WHAT NEEDS TO BE DONE
Your task is to print all of the material verbatim.
..........
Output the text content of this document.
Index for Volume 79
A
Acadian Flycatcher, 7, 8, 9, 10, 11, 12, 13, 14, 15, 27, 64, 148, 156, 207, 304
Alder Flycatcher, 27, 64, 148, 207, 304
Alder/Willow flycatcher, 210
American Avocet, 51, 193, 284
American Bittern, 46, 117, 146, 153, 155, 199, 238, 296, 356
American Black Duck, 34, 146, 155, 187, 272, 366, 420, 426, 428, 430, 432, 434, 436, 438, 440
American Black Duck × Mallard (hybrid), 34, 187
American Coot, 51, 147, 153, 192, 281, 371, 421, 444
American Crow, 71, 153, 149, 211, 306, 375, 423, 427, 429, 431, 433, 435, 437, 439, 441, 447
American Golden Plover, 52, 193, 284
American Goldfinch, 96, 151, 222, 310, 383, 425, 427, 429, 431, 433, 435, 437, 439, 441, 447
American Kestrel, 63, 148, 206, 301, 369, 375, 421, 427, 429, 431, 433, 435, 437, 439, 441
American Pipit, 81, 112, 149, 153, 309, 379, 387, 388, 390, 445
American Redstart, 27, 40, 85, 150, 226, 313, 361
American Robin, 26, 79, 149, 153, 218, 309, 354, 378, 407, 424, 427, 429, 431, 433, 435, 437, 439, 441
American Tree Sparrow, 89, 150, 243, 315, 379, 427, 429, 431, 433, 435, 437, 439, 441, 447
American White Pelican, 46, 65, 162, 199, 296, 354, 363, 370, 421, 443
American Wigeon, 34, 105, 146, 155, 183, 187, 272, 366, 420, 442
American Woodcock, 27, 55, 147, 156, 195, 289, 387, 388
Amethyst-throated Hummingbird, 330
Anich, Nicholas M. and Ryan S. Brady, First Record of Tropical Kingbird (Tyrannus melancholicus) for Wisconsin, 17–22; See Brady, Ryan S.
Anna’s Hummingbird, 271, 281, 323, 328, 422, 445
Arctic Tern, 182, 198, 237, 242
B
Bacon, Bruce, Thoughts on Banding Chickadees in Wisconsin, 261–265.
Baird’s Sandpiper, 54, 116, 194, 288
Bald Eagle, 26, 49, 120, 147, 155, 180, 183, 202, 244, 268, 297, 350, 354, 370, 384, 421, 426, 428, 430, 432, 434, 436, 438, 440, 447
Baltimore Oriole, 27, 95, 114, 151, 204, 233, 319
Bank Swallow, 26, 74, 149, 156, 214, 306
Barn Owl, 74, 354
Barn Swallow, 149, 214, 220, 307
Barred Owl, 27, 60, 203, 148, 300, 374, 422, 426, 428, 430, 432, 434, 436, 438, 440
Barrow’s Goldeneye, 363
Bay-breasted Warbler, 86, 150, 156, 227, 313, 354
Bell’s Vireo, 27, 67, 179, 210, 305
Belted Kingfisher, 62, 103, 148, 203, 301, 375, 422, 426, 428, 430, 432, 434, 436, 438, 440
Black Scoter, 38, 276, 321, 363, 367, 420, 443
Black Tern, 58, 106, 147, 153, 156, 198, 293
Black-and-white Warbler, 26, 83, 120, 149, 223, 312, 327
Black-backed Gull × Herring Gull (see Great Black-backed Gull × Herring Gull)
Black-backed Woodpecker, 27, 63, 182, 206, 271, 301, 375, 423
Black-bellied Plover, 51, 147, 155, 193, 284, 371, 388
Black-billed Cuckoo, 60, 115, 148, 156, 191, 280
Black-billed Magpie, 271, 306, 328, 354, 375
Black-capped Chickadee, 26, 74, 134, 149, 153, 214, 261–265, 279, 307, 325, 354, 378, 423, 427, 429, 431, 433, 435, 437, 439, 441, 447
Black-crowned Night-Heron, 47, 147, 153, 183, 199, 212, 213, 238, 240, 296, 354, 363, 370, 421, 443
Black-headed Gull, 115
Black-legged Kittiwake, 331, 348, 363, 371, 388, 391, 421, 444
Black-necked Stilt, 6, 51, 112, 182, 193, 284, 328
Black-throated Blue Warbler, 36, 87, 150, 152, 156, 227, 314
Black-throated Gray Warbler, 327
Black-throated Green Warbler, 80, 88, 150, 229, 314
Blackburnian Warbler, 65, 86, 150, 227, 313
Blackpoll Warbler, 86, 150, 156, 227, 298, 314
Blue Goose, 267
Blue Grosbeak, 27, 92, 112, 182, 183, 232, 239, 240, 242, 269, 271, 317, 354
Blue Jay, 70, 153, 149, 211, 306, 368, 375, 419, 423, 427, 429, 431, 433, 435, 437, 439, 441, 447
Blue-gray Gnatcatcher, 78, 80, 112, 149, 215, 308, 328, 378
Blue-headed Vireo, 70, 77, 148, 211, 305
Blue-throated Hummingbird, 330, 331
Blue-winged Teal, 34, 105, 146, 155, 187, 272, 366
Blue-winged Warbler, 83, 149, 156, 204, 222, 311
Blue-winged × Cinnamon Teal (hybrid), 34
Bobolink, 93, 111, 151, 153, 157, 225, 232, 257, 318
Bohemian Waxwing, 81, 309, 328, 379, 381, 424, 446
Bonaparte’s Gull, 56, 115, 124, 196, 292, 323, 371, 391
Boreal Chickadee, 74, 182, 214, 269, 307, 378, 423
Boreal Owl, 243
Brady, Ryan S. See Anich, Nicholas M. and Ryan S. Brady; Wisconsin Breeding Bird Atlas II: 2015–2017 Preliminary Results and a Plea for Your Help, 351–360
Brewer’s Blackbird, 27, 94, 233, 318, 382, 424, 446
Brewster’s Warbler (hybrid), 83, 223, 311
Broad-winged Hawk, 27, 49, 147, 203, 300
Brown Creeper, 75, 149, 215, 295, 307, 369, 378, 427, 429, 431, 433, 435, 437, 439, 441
..........
SOLUTION FOR THIS EXERCISE
Output the text content of this document.
Index for Volume 79
A
Acadian Flycatcher, 7, 8, 9, 10, 11, 12, 13, 14, 15, 27, 64, 148, 156, 207, 304
Alder Flycatcher, 27, 64, 148, 207, 304
Alder/Willow flycatcher, 210
American Avocet, 51, 193, 284
American Bittern, 46, 117, 146, 153, 155, 199, 238, 296, 356
American Black Duck, 34, 146, 155, 187, 272, 366, 420, 426, 428, 430, 432, 434, 436, 438, 440
American Black Duck × Mallard (hybrid), 34, 187
American Coot, 51, 147, 153, 192, 281, 371, 421, 444
American Crow, 71, 153, 149, 211, 306, 375, 423, 427, 429, 431, 433, 435, 437, 439, 441, 447
American Golden Plover, 52, 193, 284
American Goldfinch, 96, 151, 222, 310, 383, 425, 427, 429, 431, 433, 435, 437, 439, 441, 447
American Kestrel, 63, 148, 206, 301, 369, 375, 421, 427, 429, 431, 433, 435, 437, 439, 441
American Pipit, 81, 112, 149, 153, 309, 379, 387, 388, 390, 445
American Redstart, 27, 40, 85, 150, 226, 313, 361
American Robin, 26, 79, 149, 153, 218, 309, 354, 378, 407, 424, 427, 429, 431, 433, 435, 437, 439, 441
American Tree Sparrow, 89, 150, 243, 315, 379, 427, 429, 431, 433, 435, 437, 439, 441, 447
American White Pelican, 46, 65, 162, 199, 296, 354, 363, 370, 421, 443
American Wigeon, 34, 105, 146, 155, 183, 187, 272, 366, 420, 442
American Woodcock, 27, 55, 147, 156, 195, 289, 387, 388
Amethyst-throated Hummingbird, 330
Anich, Nicholas M. and Ryan S. Brady, First Record of Tropical Kingbird (Tyrannus melancholicus) for Wisconsin, 17–22; See Brady, Ryan S.
Anna’s Hummingbird, 271, 281, 323, 328, 422, 445
Arctic Tern, 182, 198, 237, 242
B
Bacon, Bruce, Thoughts on Banding Chickadees in Wisconsin, 261–265.
Baird’s Sandpiper, 54, 116, 194, 288
Bald Eagle, 26, 49, 120, 147, 155, 180, 183, 202, 244, 268, 297, 350, 354, 370, 384, 421, 426, 428, 430, 432, 434, 436, 438, 440, 447
Baltimore Oriole, 27, 95, 114, 151, 204, 233, 319
Bank Swallow, 26, 74, 149, 156, 214, 306
Barn Owl, 74, 354
Barn Swallow, 149, 214, 220, 307
Barred Owl, 27, 60, 203, 148, 300, 374, 422, 426, 428, 430, 432, 434, 436, 438, 440
Barrow’s Goldeneye, 363
Bay-breasted Warbler, 86, 150, 156, 227, 313, 354
Bell’s Vireo, 27, 67, 179, 210, 305
Belted Kingfisher, 62, 103, 148, 203, 301, 375, 422, 426, 428, 430, 432, 434, 436, 438, 440
Black Scoter, 38, 276, 321, 363, 367, 420, 443
Black Tern, 58, 106, 147, 153, 156, 198, 293
Black-and-white Warbler, 26, 83, 120, 149, 223, 312, 327
Black-backed Gull × Herring Gull (see Great Black-backed Gull × Herring Gull)
Black-backed Woodpecker, 27, 63, 182, 206, 271, 301, 375, 423
Black-bellied Plover, 51, 147, 155, 193, 284, 371, 388
Black-billed Cuckoo, 60, 115, 148, 156, 191, 280
Black-billed Magpie, 271, 306, 328, 354, 375
Black-capped Chickadee, 26, 74, 134, 149, 153, 214, 261–265, 279, 307, 325, 354, 378, 423, 427, 429, 431, 433, 435, 437, 439, 441, 447
Black-crowned Night-Heron, 47, 147, 153, 183, 199, 212, 213, 238, 240, 296, 354, 363, 370, 421, 443
Black-headed Gull, 115
Black-legged Kittiwake, 331, 348, 363, 371, 388, 391, 421, 444
Black-necked Stilt, 6, 51, 112, 182, 193, 284, 328
Black-throated Blue Warbler, 36, 87, 150, 152, 156, 227, 314
Black-throated Gray Warbler, 327
Black-throated Green Warbler, 80, 88, 150, 229, 314
Blackburnian Warbler, 65, 86, 150, 227, 313
Blackpoll Warbler, 86, 150, 156, 227, 298, 314
Blue Goose, 267
Blue Grosbeak, 27, 92, 112, 182, 183, 232, 239, 240, 242, 269, 271, 317, 354
Blue Jay, 70, 153, 149, 211, 306, 368, 375, 419, 423, 427, 429, 431, 433, 435, 437, 439, 441, 447
Blue-gray Gnatcatcher, 78, 80, 112, 149, 215, 308, 328, 378
Blue-headed Vireo, 70, 77, 148, 211, 305
Blue-throated Hummingbird, 330, 331
Blue-winged Teal, 34, 105, 146, 155, 187, 272, 366
Blue-winged Warbler, 83, 149, 156, 204, 222, 311
Blue-winged × Cinnamon Teal (hybrid), 34
Bobolink, 93, 111, 151, 153, 157, 225, 232, 257, 318
Bohemian Waxwing, 81, 309, 328, 379, 381, 424, 446
Bonaparte’s Gull, 56, 115, 124, 196, 292, 323, 371, 391
Boreal Chickadee, 74, 182, 214, 269, 307, 378, 423
Boreal Owl, 243
Brady, Ryan S. See Anich, Nicholas M. and Ryan S. Brady; Wisconsin Breeding Bird Atlas II: 2015–2017 Preliminary Results and a Plea for Your Help, 351–360
Brewer’s Blackbird, 27, 94, 233, 318, 382, 424, 446
Brewster’s Warbler (hybrid), 83, 223, 311
Broad-winged Hawk, 27, 49, 147, 203, 300
Brown Creeper, 75, 149, 215, 295, 307, 369, 378, 427, 429, 431, 433, 435, 437, 439, 441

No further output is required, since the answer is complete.